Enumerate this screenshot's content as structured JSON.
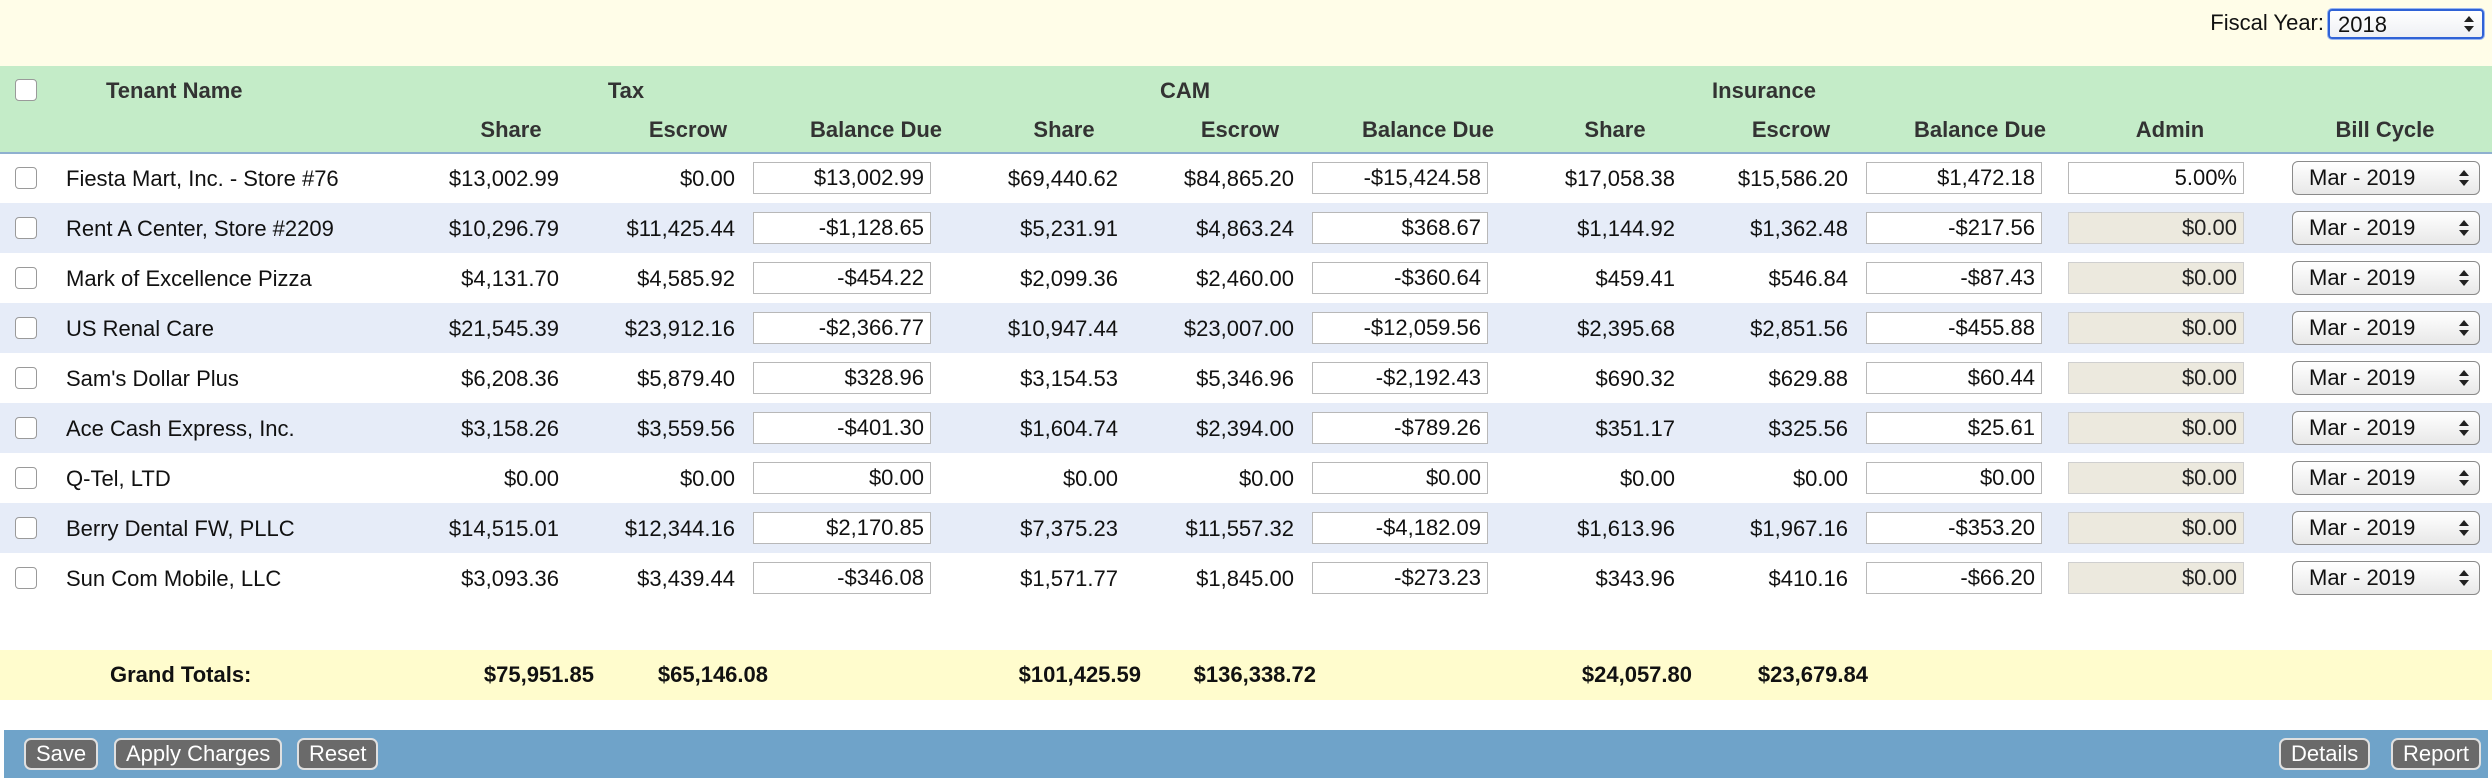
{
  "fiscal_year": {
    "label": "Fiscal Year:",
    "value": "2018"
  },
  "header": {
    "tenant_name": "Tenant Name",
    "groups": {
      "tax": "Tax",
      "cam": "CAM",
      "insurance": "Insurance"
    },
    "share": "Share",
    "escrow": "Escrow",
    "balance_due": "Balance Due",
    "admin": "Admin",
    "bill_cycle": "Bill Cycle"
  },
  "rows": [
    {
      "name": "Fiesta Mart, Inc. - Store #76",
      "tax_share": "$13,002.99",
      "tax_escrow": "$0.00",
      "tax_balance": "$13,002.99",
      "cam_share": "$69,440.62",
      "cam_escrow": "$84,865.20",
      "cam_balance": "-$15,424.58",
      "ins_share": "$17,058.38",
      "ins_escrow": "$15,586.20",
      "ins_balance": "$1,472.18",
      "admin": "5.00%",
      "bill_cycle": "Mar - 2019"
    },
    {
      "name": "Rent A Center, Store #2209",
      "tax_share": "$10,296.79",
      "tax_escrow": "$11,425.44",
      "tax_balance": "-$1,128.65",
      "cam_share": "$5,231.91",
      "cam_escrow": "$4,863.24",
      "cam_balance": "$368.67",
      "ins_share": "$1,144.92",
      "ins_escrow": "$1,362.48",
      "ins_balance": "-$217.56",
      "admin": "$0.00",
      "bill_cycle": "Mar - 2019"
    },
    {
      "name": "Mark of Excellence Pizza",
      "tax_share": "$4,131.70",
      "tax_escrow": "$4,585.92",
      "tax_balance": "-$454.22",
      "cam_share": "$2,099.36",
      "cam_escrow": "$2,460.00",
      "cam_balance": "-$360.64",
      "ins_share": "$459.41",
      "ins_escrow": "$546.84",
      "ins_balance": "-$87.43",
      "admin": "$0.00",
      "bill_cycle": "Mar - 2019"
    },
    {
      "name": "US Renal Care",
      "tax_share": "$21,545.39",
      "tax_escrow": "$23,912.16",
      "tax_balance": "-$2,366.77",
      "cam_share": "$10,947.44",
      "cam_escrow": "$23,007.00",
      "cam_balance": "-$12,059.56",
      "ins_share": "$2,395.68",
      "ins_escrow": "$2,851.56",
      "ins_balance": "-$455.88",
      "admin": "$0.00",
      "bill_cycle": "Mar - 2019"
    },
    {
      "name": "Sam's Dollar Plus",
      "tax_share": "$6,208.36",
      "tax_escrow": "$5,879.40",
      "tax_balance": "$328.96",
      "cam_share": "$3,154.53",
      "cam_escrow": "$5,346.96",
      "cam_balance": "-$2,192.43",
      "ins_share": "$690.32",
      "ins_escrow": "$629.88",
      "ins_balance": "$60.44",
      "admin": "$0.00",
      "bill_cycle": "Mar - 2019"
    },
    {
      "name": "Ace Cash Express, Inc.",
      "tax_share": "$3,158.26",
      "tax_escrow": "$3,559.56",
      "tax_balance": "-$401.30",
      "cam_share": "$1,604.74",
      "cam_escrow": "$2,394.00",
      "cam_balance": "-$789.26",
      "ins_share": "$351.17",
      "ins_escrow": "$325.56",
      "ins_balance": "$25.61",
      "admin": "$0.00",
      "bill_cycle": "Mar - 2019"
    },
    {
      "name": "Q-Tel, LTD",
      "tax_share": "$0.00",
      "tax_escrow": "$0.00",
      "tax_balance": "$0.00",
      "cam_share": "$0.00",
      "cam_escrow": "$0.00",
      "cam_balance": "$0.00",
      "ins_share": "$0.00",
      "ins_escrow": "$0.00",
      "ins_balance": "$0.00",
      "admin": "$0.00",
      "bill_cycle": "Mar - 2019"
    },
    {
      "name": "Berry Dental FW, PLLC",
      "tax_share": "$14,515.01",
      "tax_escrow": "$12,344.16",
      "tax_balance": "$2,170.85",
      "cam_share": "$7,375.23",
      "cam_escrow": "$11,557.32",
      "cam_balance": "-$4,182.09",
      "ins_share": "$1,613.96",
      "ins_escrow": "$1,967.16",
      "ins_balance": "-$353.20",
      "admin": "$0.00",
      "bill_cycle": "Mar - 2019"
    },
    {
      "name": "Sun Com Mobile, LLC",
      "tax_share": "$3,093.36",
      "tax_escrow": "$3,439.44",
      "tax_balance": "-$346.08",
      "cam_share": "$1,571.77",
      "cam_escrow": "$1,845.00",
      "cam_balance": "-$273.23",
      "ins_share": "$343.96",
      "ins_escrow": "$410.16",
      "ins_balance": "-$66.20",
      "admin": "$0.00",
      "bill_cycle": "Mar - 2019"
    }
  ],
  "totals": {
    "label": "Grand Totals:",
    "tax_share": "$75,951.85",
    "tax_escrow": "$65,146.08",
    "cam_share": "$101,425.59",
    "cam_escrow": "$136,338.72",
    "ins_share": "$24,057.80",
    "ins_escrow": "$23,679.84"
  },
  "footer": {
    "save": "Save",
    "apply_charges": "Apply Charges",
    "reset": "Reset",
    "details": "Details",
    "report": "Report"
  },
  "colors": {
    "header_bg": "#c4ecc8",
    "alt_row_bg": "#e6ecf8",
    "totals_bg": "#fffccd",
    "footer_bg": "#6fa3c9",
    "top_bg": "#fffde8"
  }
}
######
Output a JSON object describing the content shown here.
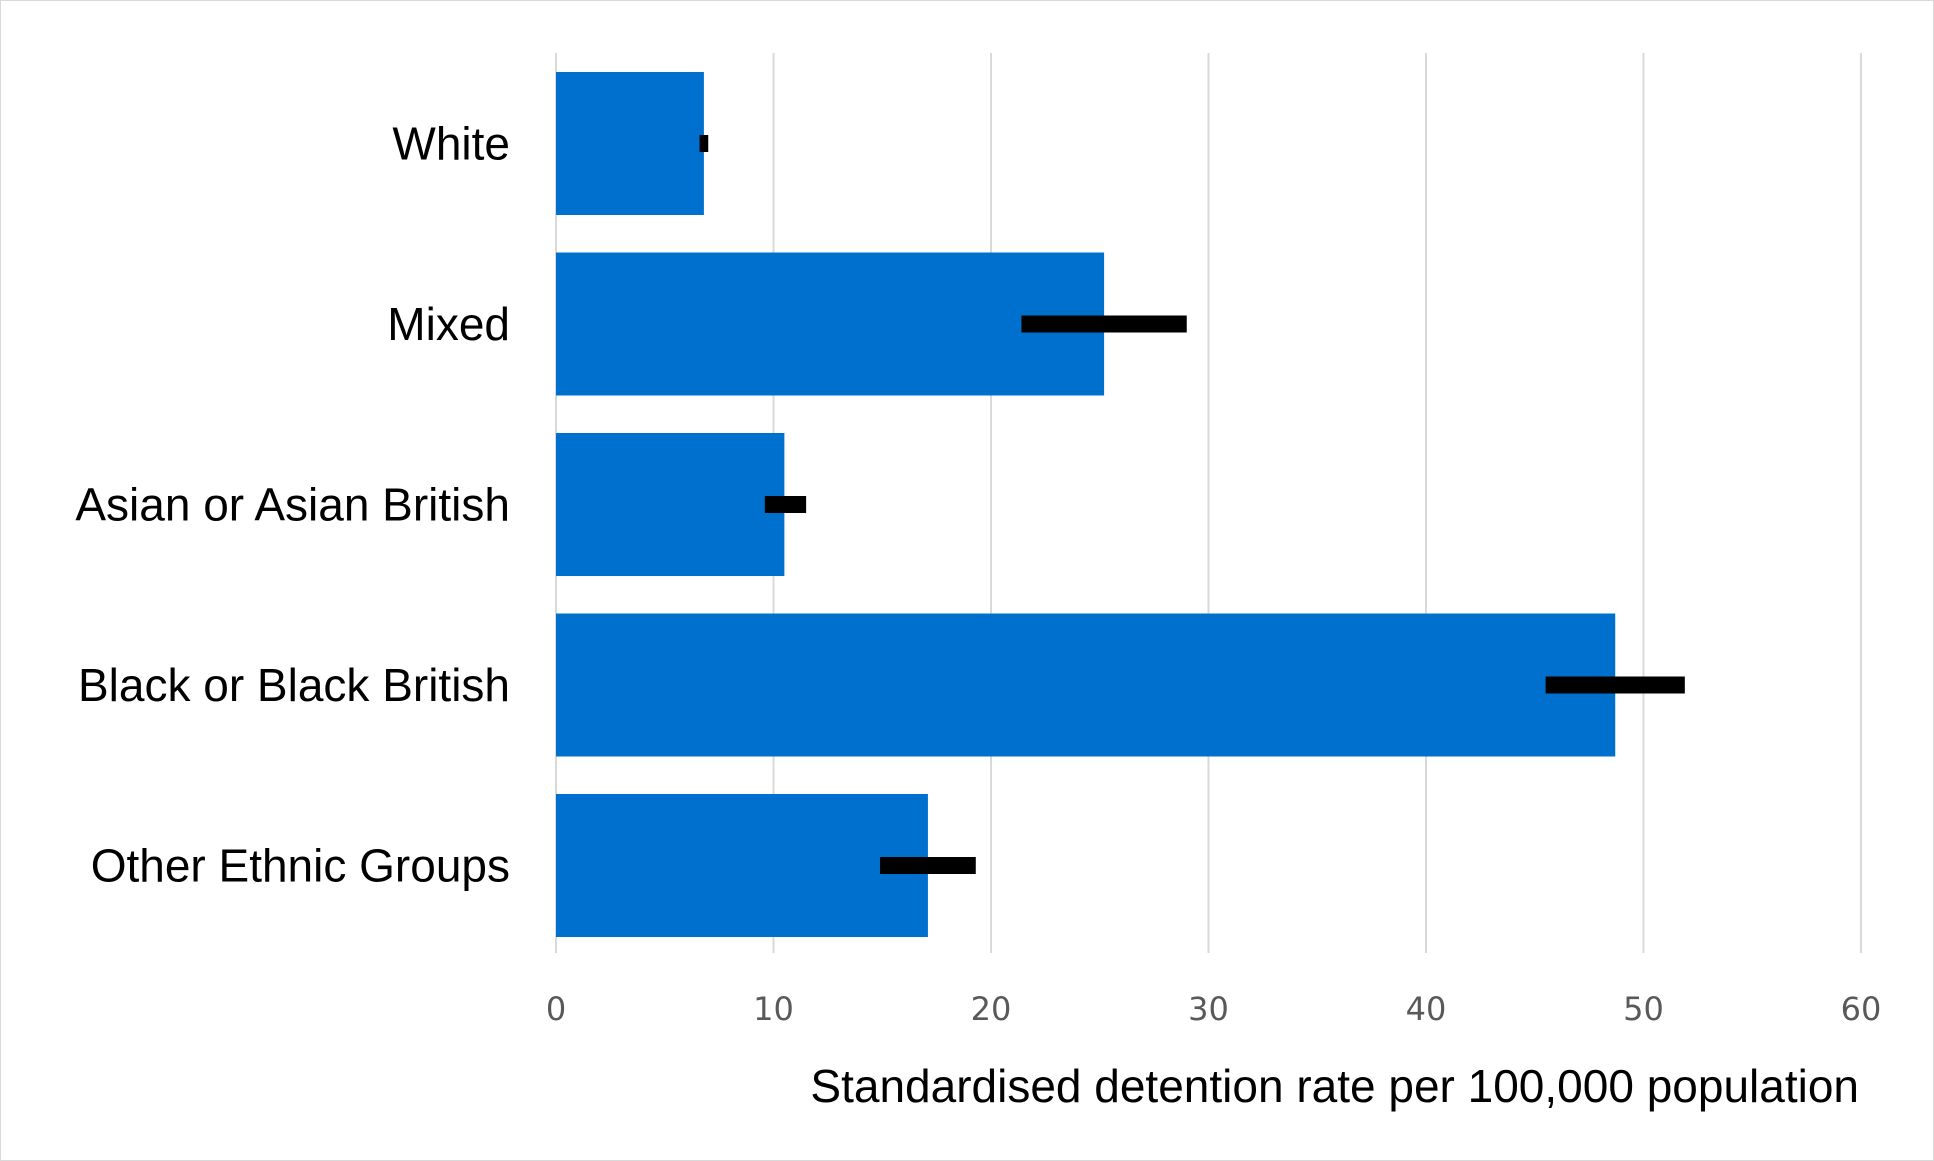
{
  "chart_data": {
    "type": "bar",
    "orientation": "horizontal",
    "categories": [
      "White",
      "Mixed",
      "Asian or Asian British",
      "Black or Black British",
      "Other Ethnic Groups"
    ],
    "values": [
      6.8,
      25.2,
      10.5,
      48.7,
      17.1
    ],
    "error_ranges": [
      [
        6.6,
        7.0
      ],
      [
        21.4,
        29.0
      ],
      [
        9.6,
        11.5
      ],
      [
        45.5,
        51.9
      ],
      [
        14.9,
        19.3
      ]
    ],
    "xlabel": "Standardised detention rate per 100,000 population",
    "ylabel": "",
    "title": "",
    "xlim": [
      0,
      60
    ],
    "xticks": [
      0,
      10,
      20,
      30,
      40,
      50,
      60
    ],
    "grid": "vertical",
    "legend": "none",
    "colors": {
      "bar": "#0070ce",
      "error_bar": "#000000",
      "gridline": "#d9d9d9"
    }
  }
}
######
**TASK DETAILS**
Copy all lines of the listing above that contain the string "Store".

**FULL SOLUTION**
      "name": "Fiesta Mart, Inc. - Store #76",
      "name": "Rent A Center, Store #2209",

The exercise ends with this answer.